- **EXERCISE BRIEF**:
Locate and copy all lines bearing the word "text".

- **RECORD EXTRACTS**:

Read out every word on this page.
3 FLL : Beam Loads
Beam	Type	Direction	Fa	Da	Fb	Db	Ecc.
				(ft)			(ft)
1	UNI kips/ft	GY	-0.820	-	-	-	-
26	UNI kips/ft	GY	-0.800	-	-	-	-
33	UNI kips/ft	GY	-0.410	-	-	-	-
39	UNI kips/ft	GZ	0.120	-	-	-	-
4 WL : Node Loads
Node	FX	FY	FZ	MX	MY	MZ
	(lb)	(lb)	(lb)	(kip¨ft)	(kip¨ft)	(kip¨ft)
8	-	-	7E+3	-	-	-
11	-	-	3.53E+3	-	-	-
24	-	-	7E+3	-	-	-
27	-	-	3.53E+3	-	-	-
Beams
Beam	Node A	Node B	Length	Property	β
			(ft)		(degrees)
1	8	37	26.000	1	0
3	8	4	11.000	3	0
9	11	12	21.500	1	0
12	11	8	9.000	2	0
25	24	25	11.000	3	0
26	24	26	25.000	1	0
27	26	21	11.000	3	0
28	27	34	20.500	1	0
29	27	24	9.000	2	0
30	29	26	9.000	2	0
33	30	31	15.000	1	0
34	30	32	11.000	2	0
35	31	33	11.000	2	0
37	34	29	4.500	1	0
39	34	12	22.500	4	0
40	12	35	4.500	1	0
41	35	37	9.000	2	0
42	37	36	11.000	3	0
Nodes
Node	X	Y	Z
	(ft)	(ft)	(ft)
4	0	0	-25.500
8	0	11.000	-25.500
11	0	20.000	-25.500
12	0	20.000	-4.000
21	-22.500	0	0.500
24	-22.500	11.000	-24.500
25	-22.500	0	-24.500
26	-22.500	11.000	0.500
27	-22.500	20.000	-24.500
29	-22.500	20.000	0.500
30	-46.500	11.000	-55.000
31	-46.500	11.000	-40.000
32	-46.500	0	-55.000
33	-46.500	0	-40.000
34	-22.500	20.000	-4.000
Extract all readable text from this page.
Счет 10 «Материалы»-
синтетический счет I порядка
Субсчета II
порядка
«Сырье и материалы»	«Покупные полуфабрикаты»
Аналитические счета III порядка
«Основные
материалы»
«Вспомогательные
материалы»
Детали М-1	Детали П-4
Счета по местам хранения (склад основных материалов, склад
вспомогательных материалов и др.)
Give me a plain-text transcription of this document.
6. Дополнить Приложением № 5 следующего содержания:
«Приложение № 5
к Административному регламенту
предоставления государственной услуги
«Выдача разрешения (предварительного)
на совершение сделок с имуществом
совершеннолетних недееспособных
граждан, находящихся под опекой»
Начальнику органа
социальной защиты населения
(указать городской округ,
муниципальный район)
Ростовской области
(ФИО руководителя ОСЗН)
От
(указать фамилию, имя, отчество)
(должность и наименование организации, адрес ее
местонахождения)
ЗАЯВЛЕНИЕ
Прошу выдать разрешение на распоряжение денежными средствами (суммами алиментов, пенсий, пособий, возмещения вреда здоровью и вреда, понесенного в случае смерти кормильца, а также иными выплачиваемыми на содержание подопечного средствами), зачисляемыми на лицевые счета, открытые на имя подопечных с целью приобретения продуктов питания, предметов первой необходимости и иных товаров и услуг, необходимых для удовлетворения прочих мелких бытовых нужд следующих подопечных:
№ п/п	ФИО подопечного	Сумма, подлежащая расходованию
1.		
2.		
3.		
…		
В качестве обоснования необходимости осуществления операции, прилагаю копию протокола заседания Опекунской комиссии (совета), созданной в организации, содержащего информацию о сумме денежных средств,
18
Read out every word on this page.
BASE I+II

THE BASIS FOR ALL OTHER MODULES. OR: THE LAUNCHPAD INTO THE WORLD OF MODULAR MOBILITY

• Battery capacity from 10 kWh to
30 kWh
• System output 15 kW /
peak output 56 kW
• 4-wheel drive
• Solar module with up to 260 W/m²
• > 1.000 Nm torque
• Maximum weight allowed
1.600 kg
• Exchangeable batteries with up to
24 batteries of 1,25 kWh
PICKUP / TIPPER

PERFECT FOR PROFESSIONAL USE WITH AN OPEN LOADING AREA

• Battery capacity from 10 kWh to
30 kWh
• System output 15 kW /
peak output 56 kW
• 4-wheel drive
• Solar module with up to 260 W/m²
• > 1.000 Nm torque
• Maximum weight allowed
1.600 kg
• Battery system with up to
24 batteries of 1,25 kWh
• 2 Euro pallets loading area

- **RESULT OF THIS EXERCISE**:
Extract all readable text from this page.
Give me a plain-text transcription of this document.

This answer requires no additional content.